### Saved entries
━━━━━━━━━━━━━━━━━━━━━━━━━━━━━━

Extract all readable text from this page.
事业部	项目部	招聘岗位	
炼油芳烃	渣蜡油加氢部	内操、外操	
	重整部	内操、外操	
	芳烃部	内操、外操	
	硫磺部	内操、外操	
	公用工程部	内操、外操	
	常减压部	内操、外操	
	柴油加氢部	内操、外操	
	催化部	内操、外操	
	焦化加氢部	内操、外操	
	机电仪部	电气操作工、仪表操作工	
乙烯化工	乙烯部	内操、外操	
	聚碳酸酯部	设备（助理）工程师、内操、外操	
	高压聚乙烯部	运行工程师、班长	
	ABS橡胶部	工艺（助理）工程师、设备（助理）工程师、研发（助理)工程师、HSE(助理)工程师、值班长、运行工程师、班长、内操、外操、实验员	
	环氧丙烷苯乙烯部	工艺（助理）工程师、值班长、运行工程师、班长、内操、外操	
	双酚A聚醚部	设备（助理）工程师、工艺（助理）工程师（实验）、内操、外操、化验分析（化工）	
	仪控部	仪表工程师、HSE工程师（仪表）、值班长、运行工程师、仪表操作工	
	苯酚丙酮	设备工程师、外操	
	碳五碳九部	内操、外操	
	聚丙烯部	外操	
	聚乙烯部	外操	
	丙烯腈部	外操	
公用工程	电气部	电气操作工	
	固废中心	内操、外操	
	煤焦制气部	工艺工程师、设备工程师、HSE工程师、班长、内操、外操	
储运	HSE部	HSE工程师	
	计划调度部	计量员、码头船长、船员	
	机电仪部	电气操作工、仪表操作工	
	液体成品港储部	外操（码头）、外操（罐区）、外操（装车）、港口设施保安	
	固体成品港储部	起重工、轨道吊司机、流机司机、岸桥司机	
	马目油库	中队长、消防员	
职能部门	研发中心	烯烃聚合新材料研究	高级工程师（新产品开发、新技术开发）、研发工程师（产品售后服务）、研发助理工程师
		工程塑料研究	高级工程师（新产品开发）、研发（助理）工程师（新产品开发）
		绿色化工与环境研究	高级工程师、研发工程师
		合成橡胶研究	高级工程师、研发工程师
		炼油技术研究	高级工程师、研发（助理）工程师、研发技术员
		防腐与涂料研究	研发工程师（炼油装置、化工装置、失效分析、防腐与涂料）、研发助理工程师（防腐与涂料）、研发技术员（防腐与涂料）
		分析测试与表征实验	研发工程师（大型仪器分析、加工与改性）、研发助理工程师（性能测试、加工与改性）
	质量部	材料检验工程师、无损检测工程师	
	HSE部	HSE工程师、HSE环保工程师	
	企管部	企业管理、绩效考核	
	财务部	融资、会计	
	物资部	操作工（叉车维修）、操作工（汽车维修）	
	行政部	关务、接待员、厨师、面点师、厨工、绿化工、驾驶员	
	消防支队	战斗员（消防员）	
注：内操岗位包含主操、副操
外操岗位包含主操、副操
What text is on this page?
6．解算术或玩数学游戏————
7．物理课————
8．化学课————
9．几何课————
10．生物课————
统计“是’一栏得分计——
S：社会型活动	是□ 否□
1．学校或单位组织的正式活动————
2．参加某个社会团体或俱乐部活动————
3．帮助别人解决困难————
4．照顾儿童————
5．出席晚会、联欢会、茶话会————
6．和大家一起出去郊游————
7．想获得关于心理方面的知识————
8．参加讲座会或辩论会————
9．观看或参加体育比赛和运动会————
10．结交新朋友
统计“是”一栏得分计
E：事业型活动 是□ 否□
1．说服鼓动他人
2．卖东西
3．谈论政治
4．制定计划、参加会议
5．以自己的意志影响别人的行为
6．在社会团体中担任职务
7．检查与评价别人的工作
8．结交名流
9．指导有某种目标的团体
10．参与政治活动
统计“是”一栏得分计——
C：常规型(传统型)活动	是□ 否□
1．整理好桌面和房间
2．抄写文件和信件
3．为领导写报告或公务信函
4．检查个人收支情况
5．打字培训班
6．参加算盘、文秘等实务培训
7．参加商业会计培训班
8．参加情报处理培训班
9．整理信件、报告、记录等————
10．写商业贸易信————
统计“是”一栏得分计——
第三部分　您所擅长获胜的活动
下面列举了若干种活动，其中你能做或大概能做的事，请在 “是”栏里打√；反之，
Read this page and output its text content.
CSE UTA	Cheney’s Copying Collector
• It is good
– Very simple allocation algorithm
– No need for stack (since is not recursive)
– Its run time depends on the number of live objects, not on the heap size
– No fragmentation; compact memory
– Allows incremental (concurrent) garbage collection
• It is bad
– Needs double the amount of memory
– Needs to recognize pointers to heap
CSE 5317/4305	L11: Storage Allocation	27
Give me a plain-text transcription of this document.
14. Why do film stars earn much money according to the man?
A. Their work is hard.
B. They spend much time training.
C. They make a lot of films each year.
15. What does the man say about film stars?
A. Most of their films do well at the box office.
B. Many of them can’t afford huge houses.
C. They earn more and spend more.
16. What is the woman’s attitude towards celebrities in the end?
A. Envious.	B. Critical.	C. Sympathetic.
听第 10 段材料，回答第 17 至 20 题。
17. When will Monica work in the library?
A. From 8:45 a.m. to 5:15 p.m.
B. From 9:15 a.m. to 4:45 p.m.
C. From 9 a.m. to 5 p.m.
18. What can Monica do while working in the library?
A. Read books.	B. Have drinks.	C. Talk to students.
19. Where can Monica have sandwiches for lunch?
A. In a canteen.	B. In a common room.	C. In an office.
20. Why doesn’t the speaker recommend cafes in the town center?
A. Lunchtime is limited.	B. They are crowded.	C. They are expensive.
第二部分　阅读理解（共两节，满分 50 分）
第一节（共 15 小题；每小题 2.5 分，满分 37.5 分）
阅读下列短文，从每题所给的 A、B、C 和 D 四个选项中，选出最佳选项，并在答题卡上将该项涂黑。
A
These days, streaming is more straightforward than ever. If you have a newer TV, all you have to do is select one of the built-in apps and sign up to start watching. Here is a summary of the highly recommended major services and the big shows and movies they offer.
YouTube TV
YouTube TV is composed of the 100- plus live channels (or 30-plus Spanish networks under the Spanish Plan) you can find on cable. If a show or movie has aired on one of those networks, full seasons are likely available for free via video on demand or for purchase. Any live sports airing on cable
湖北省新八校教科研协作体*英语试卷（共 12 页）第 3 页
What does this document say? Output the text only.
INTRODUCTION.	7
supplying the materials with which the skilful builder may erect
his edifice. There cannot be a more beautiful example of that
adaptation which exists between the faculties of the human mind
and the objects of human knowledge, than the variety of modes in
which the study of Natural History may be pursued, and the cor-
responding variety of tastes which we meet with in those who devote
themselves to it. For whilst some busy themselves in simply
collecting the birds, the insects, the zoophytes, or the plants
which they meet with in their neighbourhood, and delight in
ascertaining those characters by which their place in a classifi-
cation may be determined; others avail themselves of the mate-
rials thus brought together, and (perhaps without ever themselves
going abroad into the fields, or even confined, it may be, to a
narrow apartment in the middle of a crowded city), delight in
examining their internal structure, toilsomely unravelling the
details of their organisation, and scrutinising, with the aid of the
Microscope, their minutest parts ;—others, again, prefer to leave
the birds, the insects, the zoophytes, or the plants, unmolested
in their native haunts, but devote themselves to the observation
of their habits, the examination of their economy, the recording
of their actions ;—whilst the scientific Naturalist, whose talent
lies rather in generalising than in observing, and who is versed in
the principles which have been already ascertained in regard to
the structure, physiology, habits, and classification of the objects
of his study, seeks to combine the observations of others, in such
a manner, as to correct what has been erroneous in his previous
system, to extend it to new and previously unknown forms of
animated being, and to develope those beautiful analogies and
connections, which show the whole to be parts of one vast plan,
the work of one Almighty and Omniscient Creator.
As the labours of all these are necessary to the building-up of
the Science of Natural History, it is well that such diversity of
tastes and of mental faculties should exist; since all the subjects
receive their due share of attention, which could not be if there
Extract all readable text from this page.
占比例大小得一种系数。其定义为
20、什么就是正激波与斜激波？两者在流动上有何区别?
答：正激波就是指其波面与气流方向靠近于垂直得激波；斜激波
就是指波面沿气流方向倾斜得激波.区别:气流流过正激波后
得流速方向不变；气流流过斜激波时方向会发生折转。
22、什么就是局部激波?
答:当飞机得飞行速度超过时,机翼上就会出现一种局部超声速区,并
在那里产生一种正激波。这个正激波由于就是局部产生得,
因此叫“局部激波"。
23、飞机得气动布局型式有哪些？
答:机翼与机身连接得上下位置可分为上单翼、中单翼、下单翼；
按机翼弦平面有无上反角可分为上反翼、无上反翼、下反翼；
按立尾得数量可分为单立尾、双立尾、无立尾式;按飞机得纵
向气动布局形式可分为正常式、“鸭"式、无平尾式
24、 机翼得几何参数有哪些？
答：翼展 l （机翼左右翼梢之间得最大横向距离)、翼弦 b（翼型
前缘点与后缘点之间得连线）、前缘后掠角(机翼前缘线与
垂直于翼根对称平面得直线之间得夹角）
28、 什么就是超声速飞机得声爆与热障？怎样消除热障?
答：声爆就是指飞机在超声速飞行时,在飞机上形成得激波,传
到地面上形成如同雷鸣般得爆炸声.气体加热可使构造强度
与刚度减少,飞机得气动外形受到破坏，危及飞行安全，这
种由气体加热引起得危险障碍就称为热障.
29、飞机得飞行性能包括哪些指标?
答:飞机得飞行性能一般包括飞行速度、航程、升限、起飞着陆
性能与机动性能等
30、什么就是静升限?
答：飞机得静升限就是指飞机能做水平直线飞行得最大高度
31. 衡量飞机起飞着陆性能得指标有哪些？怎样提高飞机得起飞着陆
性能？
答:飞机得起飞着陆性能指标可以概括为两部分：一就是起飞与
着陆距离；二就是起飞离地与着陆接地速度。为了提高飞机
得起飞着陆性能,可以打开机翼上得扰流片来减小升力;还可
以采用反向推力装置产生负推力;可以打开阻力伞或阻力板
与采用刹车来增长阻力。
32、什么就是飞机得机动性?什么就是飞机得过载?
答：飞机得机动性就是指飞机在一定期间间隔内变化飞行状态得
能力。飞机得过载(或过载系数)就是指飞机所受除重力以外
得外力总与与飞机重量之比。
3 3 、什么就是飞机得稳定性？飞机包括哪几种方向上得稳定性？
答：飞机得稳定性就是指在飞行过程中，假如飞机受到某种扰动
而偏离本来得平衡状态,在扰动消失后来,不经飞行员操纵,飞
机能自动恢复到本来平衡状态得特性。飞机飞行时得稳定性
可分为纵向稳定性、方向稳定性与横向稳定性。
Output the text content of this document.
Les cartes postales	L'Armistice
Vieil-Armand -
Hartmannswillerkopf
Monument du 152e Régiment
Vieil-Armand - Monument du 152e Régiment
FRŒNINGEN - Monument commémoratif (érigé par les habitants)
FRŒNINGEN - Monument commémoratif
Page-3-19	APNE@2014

━━━━━━━━━━━━━━━━━━━━━━━━━━━━━━

### Instructions to follow
Reproduce each line of the material containing the word "zoophytes".

### Completed exercise
collecting the birds, the insects, the zoophytes, or the plants
the birds, the insects, the zoophytes, or the plants, unmolested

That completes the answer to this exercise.